-- TASK PROMPT --
Select lines where the word "legend" appears.

-- DATASET ROWS --
:::::

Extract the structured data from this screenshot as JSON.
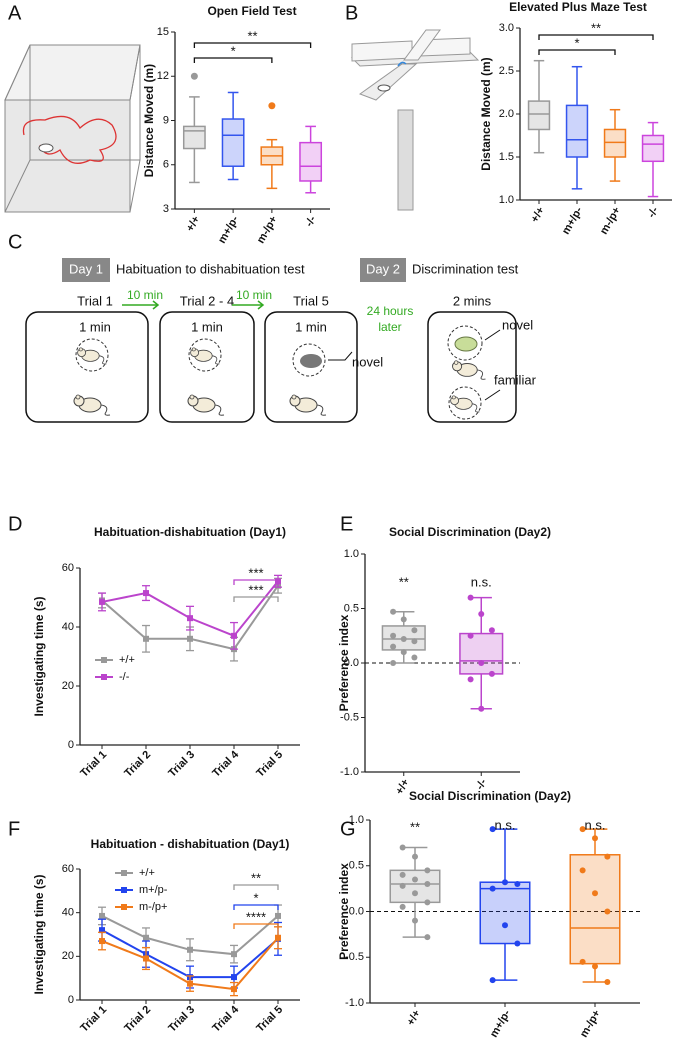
{
  "panel_labels": [
    "A",
    "B",
    "C",
    "D",
    "E",
    "F",
    "G"
  ],
  "protocol": {
    "day1": "Day 1",
    "day1_title": "Habituation to dishabituation test",
    "day2": "Day 2",
    "day2_title": "Discrimination test",
    "trials": [
      "Trial 1",
      "Trial 2 - 4",
      "Trial 5"
    ],
    "durations": [
      "1 min",
      "1 min",
      "1 min"
    ],
    "intervals": [
      "10 min",
      "10 min"
    ],
    "delay": [
      "24 hours",
      "later"
    ],
    "day2_duration": "2 mins",
    "novel": "novel",
    "familiar": "familiar"
  },
  "chart_data": [
    {
      "type": "box",
      "title": "Open Field Test",
      "y_label": "Distance Moved (m)",
      "categories": [
        "+/+",
        "m+/p-",
        "m-/p+",
        "-/-"
      ],
      "colors": [
        "#999999",
        "#3355ee",
        "#f07a1a",
        "#cc44dd"
      ],
      "ylim": [
        3,
        15
      ],
      "yticks": [
        3,
        6,
        9,
        12,
        15
      ],
      "boxes": [
        {
          "whisker_low": 4.8,
          "q1": 7.1,
          "median": 8.3,
          "q3": 8.6,
          "whisker_high": 10.6,
          "outliers": [
            12.0
          ]
        },
        {
          "whisker_low": 5.0,
          "q1": 5.9,
          "median": 8.0,
          "q3": 9.1,
          "whisker_high": 10.9,
          "outliers": []
        },
        {
          "whisker_low": 4.4,
          "q1": 6.0,
          "median": 6.6,
          "q3": 7.2,
          "whisker_high": 7.7,
          "outliers": [
            10.0
          ]
        },
        {
          "whisker_low": 4.1,
          "q1": 4.9,
          "median": 5.9,
          "q3": 7.5,
          "whisker_high": 8.6,
          "outliers": []
        }
      ],
      "annotations": [
        "**",
        "*"
      ]
    },
    {
      "type": "box",
      "title": "Elevated Plus Maze Test",
      "y_label": "Distance Moved (m)",
      "categories": [
        "+/+",
        "m+/p-",
        "m-/p+",
        "-/-"
      ],
      "colors": [
        "#999999",
        "#3355ee",
        "#f07a1a",
        "#cc44dd"
      ],
      "ylim": [
        1,
        3
      ],
      "yticks": [
        {
          "value": 1,
          "label": "1.0"
        },
        1.5,
        {
          "value": 2,
          "label": "2.0"
        },
        2.5,
        {
          "value": 3,
          "label": "3.0"
        }
      ],
      "boxes": [
        {
          "whisker_low": 1.55,
          "q1": 1.82,
          "median": 2.0,
          "q3": 2.15,
          "whisker_high": 2.62,
          "outliers": []
        },
        {
          "whisker_low": 1.13,
          "q1": 1.5,
          "median": 1.7,
          "q3": 2.1,
          "whisker_high": 2.55,
          "outliers": []
        },
        {
          "whisker_low": 1.22,
          "q1": 1.5,
          "median": 1.67,
          "q3": 1.82,
          "whisker_high": 2.05,
          "outliers": []
        },
        {
          "whisker_low": 1.04,
          "q1": 1.45,
          "median": 1.65,
          "q3": 1.75,
          "whisker_high": 1.9,
          "outliers": []
        }
      ],
      "annotations": [
        "**",
        "*"
      ]
    },
    {
      "type": "line",
      "title": "Habituation-dishabituation (Day1)",
      "y_label": "Investigating time (s)",
      "categories": [
        "Trial 1",
        "Trial 2",
        "Trial 3",
        "Trial 4",
        "Trial 5"
      ],
      "ylim": [
        0,
        60
      ],
      "yticks": [
        0,
        20,
        40,
        60
      ],
      "legend": "lower left",
      "series": [
        {
          "name": "+/+",
          "color": "#999999",
          "values": [
            49,
            36,
            36,
            32.5,
            54
          ],
          "errors": [
            2.5,
            4.5,
            4,
            4,
            2.5
          ]
        },
        {
          "name": "-/-",
          "color": "#bb44cc",
          "values": [
            48.5,
            51.5,
            43,
            37,
            55.5
          ],
          "errors": [
            3,
            2.5,
            4,
            4.5,
            2
          ]
        }
      ],
      "annotations": [
        "***",
        "***"
      ]
    },
    {
      "type": "box",
      "title": "Social Discrimination (Day2)",
      "y_label": "Preference index",
      "categories": [
        "+/+",
        "-/-"
      ],
      "colors": [
        "#999999",
        "#bb44cc"
      ],
      "ylim": [
        -1,
        1
      ],
      "yticks": [
        {
          "value": -1,
          "label": "-1.0"
        },
        -0.5,
        {
          "value": 0,
          "label": "0.0"
        },
        0.5,
        {
          "value": 1,
          "label": "1.0"
        }
      ],
      "hline": 0,
      "boxes": [
        {
          "whisker_low": 0.0,
          "q1": 0.12,
          "median": 0.22,
          "q3": 0.34,
          "whisker_high": 0.47,
          "outliers": [],
          "points": [
            0.47,
            0.4,
            0.3,
            0.25,
            0.22,
            0.2,
            0.15,
            0.1,
            0.05,
            0.0
          ]
        },
        {
          "whisker_low": -0.42,
          "q1": -0.1,
          "median": 0.02,
          "q3": 0.27,
          "whisker_high": 0.6,
          "outliers": [],
          "points": [
            0.6,
            0.45,
            0.3,
            0.25,
            0.0,
            -0.1,
            -0.15,
            -0.42
          ]
        }
      ],
      "annotations": [
        "**",
        "n.s."
      ]
    },
    {
      "type": "line",
      "title": "Habituation - dishabituation (Day1)",
      "y_label": "Investigating time (s)",
      "categories": [
        "Trial 1",
        "Trial 2",
        "Trial 3",
        "Trial 4",
        "Trial 5"
      ],
      "ylim": [
        0,
        60
      ],
      "yticks": [
        0,
        20,
        40,
        60
      ],
      "legend": "upper left",
      "series": [
        {
          "name": "+/+",
          "color": "#999999",
          "values": [
            38.5,
            28.5,
            23,
            21,
            38.5
          ],
          "errors": [
            4,
            4.5,
            5,
            4,
            5
          ]
        },
        {
          "name": "m+/p-",
          "color": "#2244ee",
          "values": [
            32,
            21,
            10.5,
            10.5,
            28
          ],
          "errors": [
            5,
            6,
            5,
            5,
            7.5
          ]
        },
        {
          "name": "m-/p+",
          "color": "#f07a1a",
          "values": [
            27,
            19,
            7.5,
            5,
            28.5
          ],
          "errors": [
            4,
            5,
            3.5,
            3,
            5
          ]
        }
      ],
      "annotations": [
        "**",
        "*",
        "****"
      ]
    },
    {
      "type": "box",
      "title": "Social Discrimination (Day2)",
      "y_label": "Preference index",
      "categories": [
        "+/+",
        "m+/p-",
        "m-/p+"
      ],
      "colors": [
        "#999999",
        "#2244ee",
        "#f07a1a"
      ],
      "ylim": [
        -1,
        1
      ],
      "yticks": [
        {
          "value": -1,
          "label": "-1.0"
        },
        -0.5,
        {
          "value": 0,
          "label": "0.0"
        },
        0.5,
        {
          "value": 1,
          "label": "1.0"
        }
      ],
      "hline": 0,
      "boxes": [
        {
          "whisker_low": -0.28,
          "q1": 0.1,
          "median": 0.3,
          "q3": 0.45,
          "whisker_high": 0.7,
          "outliers": [],
          "points": [
            0.7,
            0.6,
            0.45,
            0.4,
            0.35,
            0.3,
            0.28,
            0.2,
            0.1,
            0.05,
            -0.1,
            -0.28
          ]
        },
        {
          "whisker_low": -0.75,
          "q1": -0.35,
          "median": 0.25,
          "q3": 0.32,
          "whisker_high": 0.9,
          "outliers": [],
          "points": [
            0.9,
            0.32,
            0.3,
            0.25,
            -0.15,
            -0.35,
            -0.75
          ]
        },
        {
          "whisker_low": -0.77,
          "q1": -0.57,
          "median": -0.18,
          "q3": 0.62,
          "whisker_high": 0.9,
          "outliers": [],
          "points": [
            0.9,
            0.8,
            0.6,
            0.45,
            0.2,
            0.0,
            -0.55,
            -0.6,
            -0.77
          ]
        }
      ],
      "annotations": [
        "**",
        "n.s.",
        "n.s."
      ]
    }
  ]
}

:::::

-- THE REPLY --
      "legend": "lower left",
      "legend": "upper left",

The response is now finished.